Written exercise:
Copy out all lines in the data below containing the string "structured".

Data provided:
Start

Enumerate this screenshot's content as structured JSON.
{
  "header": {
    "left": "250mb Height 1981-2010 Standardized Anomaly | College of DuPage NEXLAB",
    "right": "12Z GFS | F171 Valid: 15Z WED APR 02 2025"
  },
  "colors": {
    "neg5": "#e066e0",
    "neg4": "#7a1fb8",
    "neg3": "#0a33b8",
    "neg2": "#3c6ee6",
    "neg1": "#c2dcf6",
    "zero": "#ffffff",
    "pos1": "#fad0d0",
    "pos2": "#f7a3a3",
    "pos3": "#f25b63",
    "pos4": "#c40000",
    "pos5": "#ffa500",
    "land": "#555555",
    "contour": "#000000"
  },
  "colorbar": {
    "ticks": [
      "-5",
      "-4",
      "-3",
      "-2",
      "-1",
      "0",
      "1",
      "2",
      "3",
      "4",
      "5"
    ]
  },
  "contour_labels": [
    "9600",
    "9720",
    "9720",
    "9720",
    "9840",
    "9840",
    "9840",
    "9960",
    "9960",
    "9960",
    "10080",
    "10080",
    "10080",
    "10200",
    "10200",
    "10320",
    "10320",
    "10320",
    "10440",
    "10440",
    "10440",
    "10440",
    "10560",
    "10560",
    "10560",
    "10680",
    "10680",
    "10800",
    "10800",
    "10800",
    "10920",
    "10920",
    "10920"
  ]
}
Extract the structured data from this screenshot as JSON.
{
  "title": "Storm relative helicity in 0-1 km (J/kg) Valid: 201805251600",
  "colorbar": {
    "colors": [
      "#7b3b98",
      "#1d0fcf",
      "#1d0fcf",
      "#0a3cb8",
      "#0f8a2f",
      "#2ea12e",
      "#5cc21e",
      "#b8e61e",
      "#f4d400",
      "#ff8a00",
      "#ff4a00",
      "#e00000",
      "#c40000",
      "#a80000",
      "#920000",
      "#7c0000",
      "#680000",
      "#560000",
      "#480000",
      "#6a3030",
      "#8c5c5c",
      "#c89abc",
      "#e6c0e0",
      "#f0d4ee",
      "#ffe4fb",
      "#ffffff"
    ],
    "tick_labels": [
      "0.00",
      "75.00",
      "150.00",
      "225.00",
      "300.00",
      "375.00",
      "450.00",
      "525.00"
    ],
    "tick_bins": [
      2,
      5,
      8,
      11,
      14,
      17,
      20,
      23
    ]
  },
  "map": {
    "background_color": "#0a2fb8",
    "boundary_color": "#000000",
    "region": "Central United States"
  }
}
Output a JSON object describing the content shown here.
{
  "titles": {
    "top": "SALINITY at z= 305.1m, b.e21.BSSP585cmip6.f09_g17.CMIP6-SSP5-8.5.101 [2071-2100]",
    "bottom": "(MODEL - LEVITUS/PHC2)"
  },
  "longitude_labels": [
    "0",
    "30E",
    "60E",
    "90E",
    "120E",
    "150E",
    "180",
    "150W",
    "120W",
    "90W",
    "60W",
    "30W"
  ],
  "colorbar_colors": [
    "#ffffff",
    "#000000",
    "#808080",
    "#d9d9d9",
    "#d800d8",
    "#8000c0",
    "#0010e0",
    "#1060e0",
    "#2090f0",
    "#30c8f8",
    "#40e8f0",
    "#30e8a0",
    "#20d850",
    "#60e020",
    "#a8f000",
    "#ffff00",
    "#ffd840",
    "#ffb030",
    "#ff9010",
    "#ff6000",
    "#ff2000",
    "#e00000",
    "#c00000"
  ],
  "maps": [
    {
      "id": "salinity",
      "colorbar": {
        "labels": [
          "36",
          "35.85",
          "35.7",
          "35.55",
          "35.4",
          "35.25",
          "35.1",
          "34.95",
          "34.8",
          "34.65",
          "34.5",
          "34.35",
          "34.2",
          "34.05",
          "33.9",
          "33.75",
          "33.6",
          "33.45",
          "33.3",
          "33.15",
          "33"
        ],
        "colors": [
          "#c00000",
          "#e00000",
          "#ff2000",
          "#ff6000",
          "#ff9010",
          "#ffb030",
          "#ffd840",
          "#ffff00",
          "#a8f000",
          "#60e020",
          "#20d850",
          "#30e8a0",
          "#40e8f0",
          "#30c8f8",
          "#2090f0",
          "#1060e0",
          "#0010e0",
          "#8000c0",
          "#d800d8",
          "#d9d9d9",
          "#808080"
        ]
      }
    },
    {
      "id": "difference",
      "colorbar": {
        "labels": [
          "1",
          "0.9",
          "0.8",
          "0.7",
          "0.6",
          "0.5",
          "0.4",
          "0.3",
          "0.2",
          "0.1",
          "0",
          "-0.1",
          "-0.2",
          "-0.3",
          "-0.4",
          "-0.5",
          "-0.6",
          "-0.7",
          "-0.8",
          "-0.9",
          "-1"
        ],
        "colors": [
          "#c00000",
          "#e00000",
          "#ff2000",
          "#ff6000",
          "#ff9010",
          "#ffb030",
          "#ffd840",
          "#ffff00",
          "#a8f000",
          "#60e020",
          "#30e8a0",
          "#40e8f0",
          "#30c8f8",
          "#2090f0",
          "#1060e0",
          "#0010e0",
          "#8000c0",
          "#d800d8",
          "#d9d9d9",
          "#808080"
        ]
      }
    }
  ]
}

End

Task result:
Enumerate this screenshot's content as structured JSON.
Extract the structured data from this screenshot as JSON.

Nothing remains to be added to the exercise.